## BRIEF
Here are some entries; quote each one exactly.

## EXTRACTED MATERIAL
* start *

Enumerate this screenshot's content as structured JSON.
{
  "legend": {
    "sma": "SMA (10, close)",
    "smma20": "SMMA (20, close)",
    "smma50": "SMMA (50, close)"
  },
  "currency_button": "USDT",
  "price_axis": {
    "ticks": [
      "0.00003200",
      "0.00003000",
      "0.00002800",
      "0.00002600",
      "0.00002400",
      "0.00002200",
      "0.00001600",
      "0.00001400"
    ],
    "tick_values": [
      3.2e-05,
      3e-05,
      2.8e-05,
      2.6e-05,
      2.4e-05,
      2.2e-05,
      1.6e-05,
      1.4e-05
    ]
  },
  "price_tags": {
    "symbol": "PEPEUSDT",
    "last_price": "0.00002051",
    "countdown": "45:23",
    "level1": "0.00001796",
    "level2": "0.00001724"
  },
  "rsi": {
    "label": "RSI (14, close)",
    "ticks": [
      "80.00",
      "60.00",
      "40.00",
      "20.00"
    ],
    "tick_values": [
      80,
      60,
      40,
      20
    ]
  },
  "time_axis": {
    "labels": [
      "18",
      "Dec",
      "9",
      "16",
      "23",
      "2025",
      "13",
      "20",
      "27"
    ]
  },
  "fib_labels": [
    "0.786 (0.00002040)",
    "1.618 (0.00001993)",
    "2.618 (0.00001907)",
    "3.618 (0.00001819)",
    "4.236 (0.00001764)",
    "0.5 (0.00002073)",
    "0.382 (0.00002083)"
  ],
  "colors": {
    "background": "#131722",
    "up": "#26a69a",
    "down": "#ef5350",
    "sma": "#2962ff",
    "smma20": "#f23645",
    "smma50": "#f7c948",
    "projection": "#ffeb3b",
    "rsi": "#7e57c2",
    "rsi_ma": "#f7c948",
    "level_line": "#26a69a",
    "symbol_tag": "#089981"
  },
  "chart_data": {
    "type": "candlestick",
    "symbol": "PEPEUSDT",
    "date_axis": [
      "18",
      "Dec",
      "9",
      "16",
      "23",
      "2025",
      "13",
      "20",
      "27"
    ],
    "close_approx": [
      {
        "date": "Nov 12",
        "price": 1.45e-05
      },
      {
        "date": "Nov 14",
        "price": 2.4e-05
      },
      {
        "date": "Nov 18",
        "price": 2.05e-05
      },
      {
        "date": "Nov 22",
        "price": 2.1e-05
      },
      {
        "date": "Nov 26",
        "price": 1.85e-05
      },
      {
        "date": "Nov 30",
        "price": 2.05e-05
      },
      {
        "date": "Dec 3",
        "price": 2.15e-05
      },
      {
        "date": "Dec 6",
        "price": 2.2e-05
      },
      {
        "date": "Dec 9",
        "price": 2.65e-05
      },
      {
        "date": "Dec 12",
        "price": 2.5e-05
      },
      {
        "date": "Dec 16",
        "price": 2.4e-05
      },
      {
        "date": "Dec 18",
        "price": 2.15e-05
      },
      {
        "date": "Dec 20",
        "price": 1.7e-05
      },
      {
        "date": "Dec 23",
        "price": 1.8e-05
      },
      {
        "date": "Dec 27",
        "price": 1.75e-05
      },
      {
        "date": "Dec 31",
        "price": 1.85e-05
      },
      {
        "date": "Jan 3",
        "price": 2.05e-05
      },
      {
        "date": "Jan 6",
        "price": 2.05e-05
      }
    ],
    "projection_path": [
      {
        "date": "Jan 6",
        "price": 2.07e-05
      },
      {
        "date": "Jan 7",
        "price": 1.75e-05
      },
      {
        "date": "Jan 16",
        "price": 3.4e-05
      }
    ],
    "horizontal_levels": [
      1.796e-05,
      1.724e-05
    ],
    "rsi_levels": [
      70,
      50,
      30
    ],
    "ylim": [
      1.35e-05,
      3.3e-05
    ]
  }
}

* end *

## SOLVED PROBLEM
Enumerate this screenshot's content as structured JSON.
{
  "legend": {
    "sma": "SMA (10, close)",
    "smma20": "SMMA (20, close)",
    "smma50": "SMMA (50, close)"
  },
  "currency_button": "USDT",
  "price_axis": {
    "ticks": [
      "0.00003200",
      "0.00003000",
      "0.00002800",
      "0.00002600",
      "0.00002400",
      "0.00002200",
      "0.00001600",
      "0.00001400"
    ],
    "tick_values": [
      3.2e-05,
      3e-05,
      2.8e-05,
      2.6e-05,
      2.4e-05,
      2.2e-05,
      1.6e-05,
      1.4e-05
    ]
  },
  "price_tags": {
    "symbol": "PEPEUSDT",
    "last_price": "0.00002051",
    "countdown": "45:23",
    "level1": "0.00001796",
    "level2": "0.00001724"
  },
  "rsi": {
    "label": "RSI (14, close)",
    "ticks": [
      "80.00",
      "60.00",
      "40.00",
      "20.00"
    ],
    "tick_values": [
      80,
      60,
      40,
      20
    ]
  },
  "time_axis": {
    "labels": [
      "18",
      "Dec",
      "9",
      "16",
      "23",
      "2025",
      "13",
      "20",
      "27"
    ]
  },
  "fib_labels": [
    "0.786 (0.00002040)",
    "1.618 (0.00001993)",
    "2.618 (0.00001907)",
    "3.618 (0.00001819)",
    "4.236 (0.00001764)",
    "0.5 (0.00002073)",
    "0.382 (0.00002083)"
  ],
  "colors": {
    "background": "#131722",
    "up": "#26a69a",
    "down": "#ef5350",
    "sma": "#2962ff",
    "smma20": "#f23645",
    "smma50": "#f7c948",
    "projection": "#ffeb3b",
    "rsi": "#7e57c2",
    "rsi_ma": "#f7c948",
    "level_line": "#26a69a",
    "symbol_tag": "#089981"
  },
  "chart_data": {
    "type": "candlestick",
    "symbol": "PEPEUSDT",
    "date_axis": [
      "18",
      "Dec",
      "9",
      "16",
      "23",
      "2025",
      "13",
      "20",
      "27"
    ],
    "close_approx": [
      {
        "date": "Nov 12",
        "price": 1.45e-05
      },
      {
        "date": "Nov 14",
        "price": 2.4e-05
      },
      {
        "date": "Nov 18",
        "price": 2.05e-05
      },
      {
        "date": "Nov 22",
        "price": 2.1e-05
      },
      {
        "date": "Nov 26",
        "price": 1.85e-05
      },
      {
        "date": "Nov 30",
        "price": 2.05e-05
      },
      {
        "date": "Dec 3",
        "price": 2.15e-05
      },
      {
        "date": "Dec 6",
        "price": 2.2e-05
      },
      {
        "date": "Dec 9",
        "price": 2.65e-05
      },
      {
        "date": "Dec 12",
        "price": 2.5e-05
      },
      {
        "date": "Dec 16",
        "price": 2.4e-05
      },
      {
        "date": "Dec 18",
        "price": 2.15e-05
      },
      {
        "date": "Dec 20",
        "price": 1.7e-05
      },
      {
        "date": "Dec 23",
        "price": 1.8e-05
      },
      {
        "date": "Dec 27",
        "price": 1.75e-05
      },
      {
        "date": "Dec 31",
        "price": 1.85e-05
      },
      {
        "date": "Jan 3",
        "price": 2.05e-05
      },
      {
        "date": "Jan 6",
        "price": 2.05e-05
      }
    ],
    "projection_path": [
      {
        "date": "Jan 6",
        "price": 2.07e-05
      },
      {
        "date": "Jan 7",
        "price": 1.75e-05
      },
      {
        "date": "Jan 16",
        "price": 3.4e-05
      }
    ],
    "horizontal_levels": [
      1.796e-05,
      1.724e-05
    ],
    "rsi_levels": [
      70,
      50,
      30
    ],
    "ylim": [
      1.35e-05,
      3.3e-05
    ]
  }
}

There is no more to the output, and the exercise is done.